Do not carry the pictures over; copy every other part of the entries exactly.

___ Given records ___

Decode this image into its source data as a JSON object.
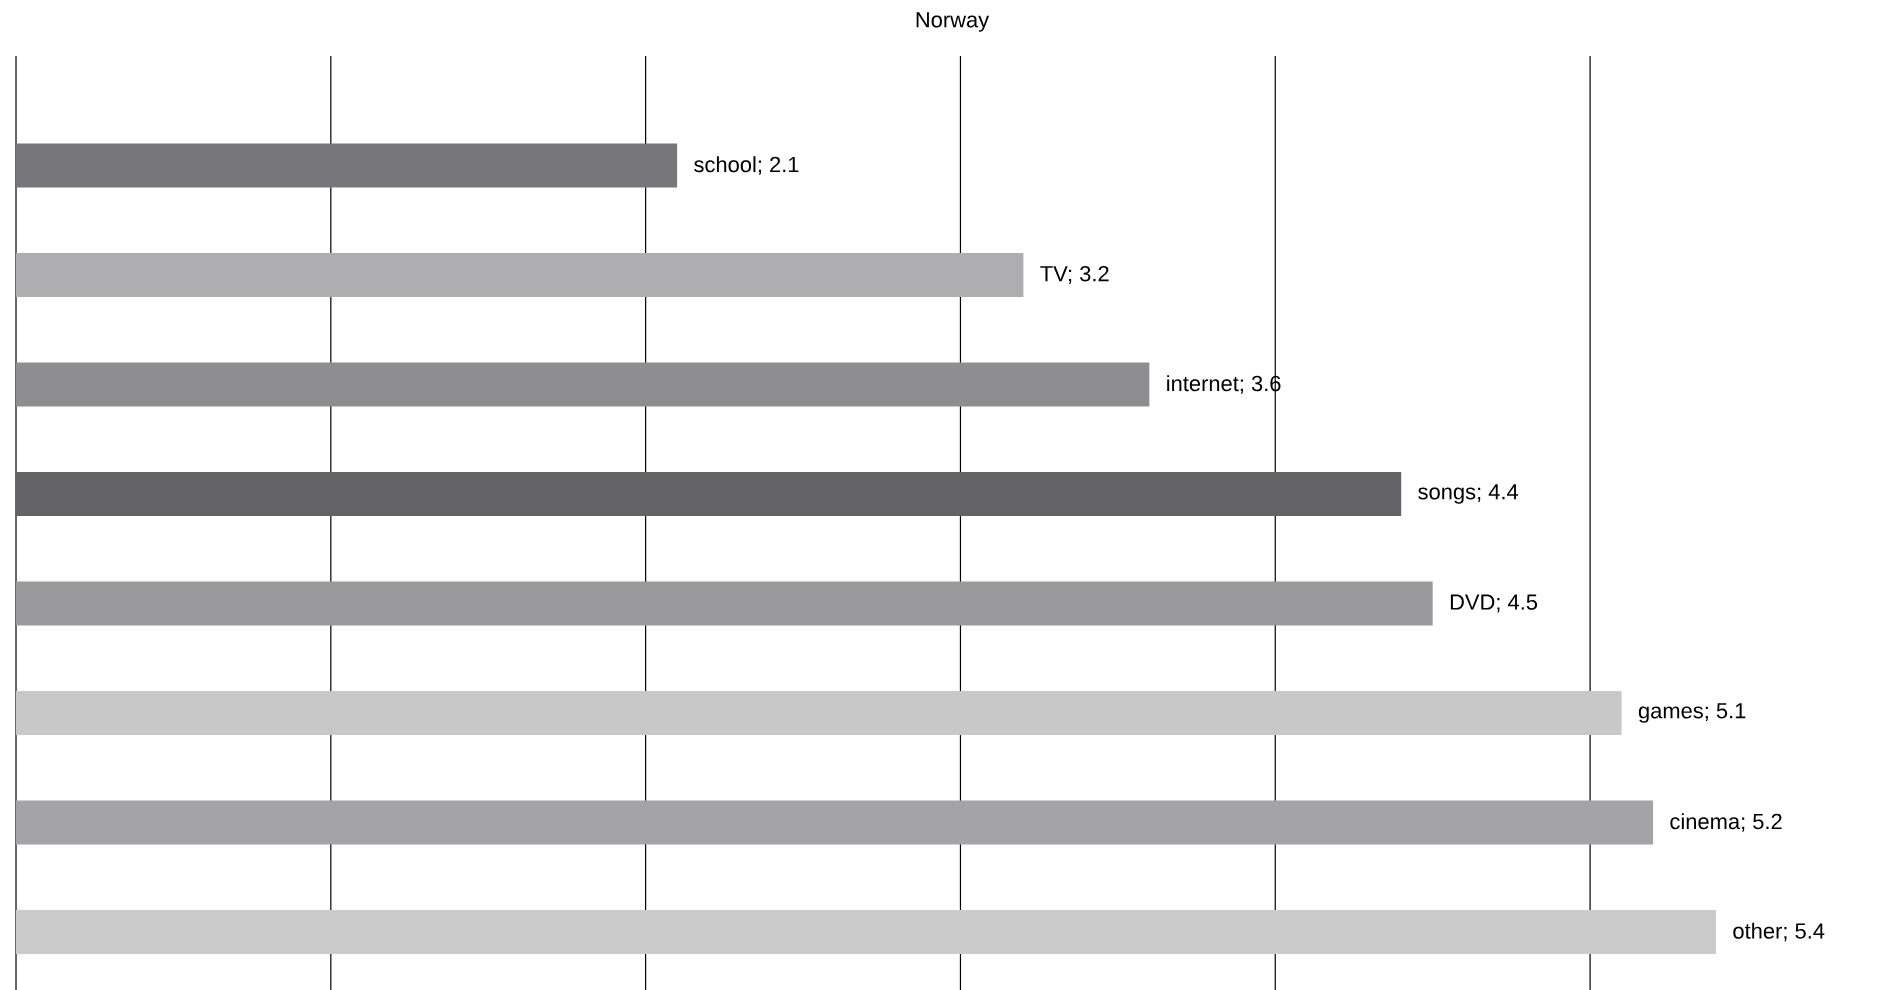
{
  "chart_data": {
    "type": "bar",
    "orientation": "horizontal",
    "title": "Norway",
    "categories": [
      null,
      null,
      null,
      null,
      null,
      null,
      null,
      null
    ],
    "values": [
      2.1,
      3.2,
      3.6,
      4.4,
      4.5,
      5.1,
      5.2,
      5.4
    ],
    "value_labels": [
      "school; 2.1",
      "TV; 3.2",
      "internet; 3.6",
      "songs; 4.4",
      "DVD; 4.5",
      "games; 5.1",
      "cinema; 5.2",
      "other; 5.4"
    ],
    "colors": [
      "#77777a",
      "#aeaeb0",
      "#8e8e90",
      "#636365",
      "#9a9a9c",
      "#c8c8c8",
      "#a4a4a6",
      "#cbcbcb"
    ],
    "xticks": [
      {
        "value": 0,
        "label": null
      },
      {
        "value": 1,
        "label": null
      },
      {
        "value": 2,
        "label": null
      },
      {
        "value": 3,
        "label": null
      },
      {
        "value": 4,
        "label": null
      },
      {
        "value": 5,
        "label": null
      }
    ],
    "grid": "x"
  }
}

___

• Solution:
Decode this image into its source data as a JSON object.
{
  "chart_data": {
    "type": "bar",
    "orientation": "horizontal",
    "title": "Norway",
    "categories": [
      null,
      null,
      null,
      null,
      null,
      null,
      null,
      null
    ],
    "values": [
      2.1,
      3.2,
      3.6,
      4.4,
      4.5,
      5.1,
      5.2,
      5.4
    ],
    "value_labels": [
      "school; 2.1",
      "TV; 3.2",
      "internet; 3.6",
      "songs; 4.4",
      "DVD; 4.5",
      "games; 5.1",
      "cinema; 5.2",
      "other; 5.4"
    ],
    "colors": [
      "#77777a",
      "#aeaeb0",
      "#8e8e90",
      "#636365",
      "#9a9a9c",
      "#c8c8c8",
      "#a4a4a6",
      "#cbcbcb"
    ],
    "xticks": [
      {
        "value": 0,
        "label": null
      },
      {
        "value": 1,
        "label": null
      },
      {
        "value": 2,
        "label": null
      },
      {
        "value": 3,
        "label": null
      },
      {
        "value": 4,
        "label": null
      },
      {
        "value": 5,
        "label": null
      }
    ],
    "grid": "x"
  }
}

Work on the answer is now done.